SHORT EXERCISE
Copy out the records unchanged, starting at the line that contains "- family-button[interactable]: EIL" and ending at the line that contains "- bar[interactable]: [307, 465, 320, 469]", both included.

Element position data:
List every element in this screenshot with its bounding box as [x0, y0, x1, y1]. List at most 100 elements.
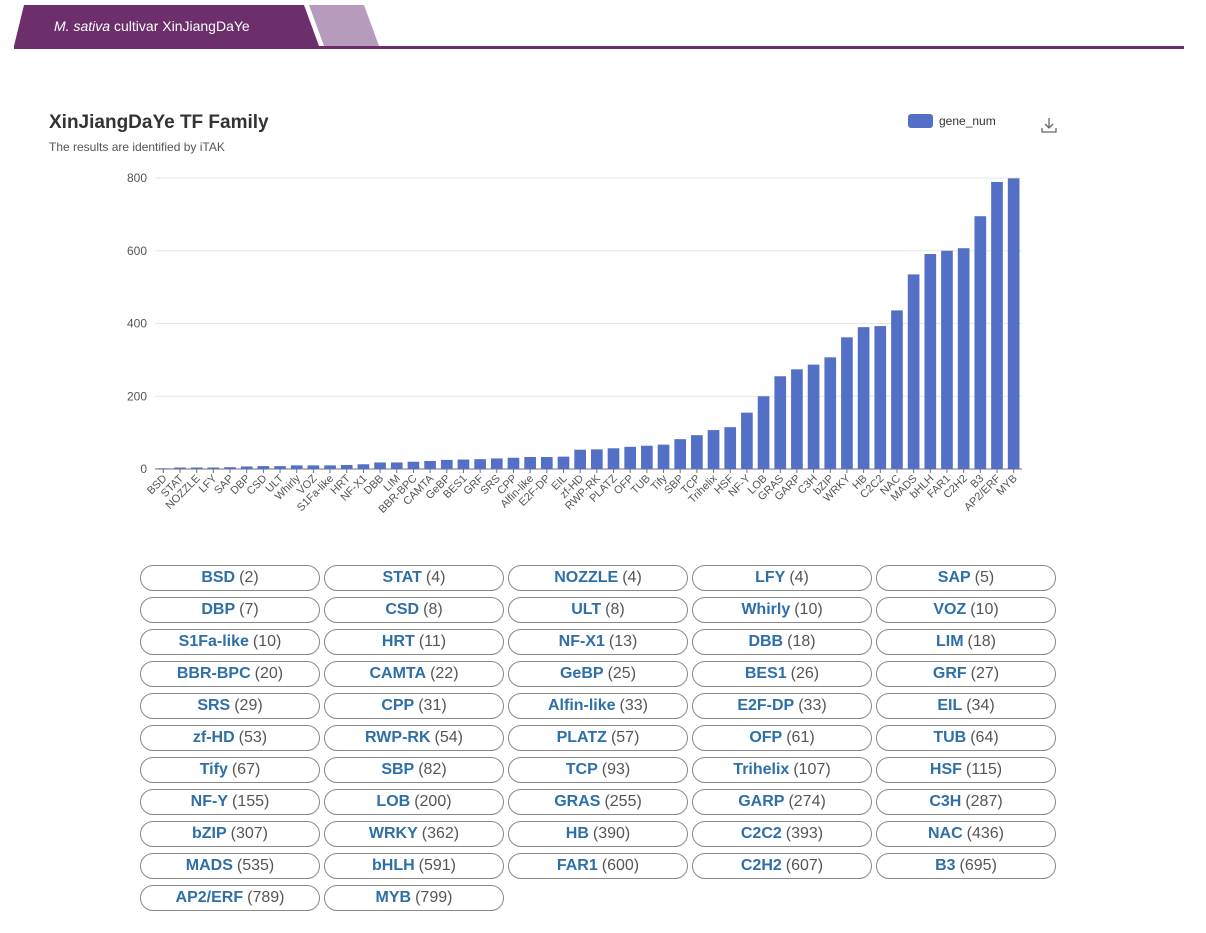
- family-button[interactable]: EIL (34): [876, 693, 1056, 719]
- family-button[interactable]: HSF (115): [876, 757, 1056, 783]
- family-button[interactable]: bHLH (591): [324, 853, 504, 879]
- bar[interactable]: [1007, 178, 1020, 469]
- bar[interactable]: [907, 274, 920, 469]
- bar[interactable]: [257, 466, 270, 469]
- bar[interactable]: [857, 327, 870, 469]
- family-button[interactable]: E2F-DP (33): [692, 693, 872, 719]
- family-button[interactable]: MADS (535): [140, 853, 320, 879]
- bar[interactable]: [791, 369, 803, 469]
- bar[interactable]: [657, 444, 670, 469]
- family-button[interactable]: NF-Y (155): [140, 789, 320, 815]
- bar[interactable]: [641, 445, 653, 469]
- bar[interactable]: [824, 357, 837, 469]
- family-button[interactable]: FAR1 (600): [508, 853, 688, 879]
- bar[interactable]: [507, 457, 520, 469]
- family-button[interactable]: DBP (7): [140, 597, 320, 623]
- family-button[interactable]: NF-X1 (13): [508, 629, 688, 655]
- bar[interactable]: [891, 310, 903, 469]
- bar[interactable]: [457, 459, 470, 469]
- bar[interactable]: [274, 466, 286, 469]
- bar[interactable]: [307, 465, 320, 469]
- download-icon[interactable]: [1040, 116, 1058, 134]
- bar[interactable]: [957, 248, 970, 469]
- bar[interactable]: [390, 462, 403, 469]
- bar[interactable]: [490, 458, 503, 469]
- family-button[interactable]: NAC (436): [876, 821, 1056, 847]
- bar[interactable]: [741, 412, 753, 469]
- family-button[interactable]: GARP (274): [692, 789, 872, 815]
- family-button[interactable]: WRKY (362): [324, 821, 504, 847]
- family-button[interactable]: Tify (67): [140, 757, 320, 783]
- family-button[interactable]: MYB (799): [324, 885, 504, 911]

EXERCISE RESULT
- family-button[interactable]: EIL (34): [876, 693, 1056, 719]
- family-button[interactable]: HSF (115): [876, 757, 1056, 783]
- family-button[interactable]: bHLH (591): [324, 853, 504, 879]
- bar[interactable]: [1007, 178, 1020, 469]
- bar[interactable]: [907, 274, 920, 469]
- bar[interactable]: [257, 466, 270, 469]
- bar[interactable]: [857, 327, 870, 469]
- family-button[interactable]: E2F-DP (33): [692, 693, 872, 719]
- family-button[interactable]: MADS (535): [140, 853, 320, 879]
- bar[interactable]: [791, 369, 803, 469]
- bar[interactable]: [657, 444, 670, 469]
- family-button[interactable]: NF-Y (155): [140, 789, 320, 815]
- bar[interactable]: [641, 445, 653, 469]
- bar[interactable]: [824, 357, 837, 469]
- family-button[interactable]: FAR1 (600): [508, 853, 688, 879]
- bar[interactable]: [507, 457, 520, 469]
- family-button[interactable]: DBP (7): [140, 597, 320, 623]
- family-button[interactable]: NF-X1 (13): [508, 629, 688, 655]
- bar[interactable]: [891, 310, 903, 469]
- bar[interactable]: [457, 459, 470, 469]
- bar[interactable]: [274, 466, 286, 469]
- bar[interactable]: [307, 465, 320, 469]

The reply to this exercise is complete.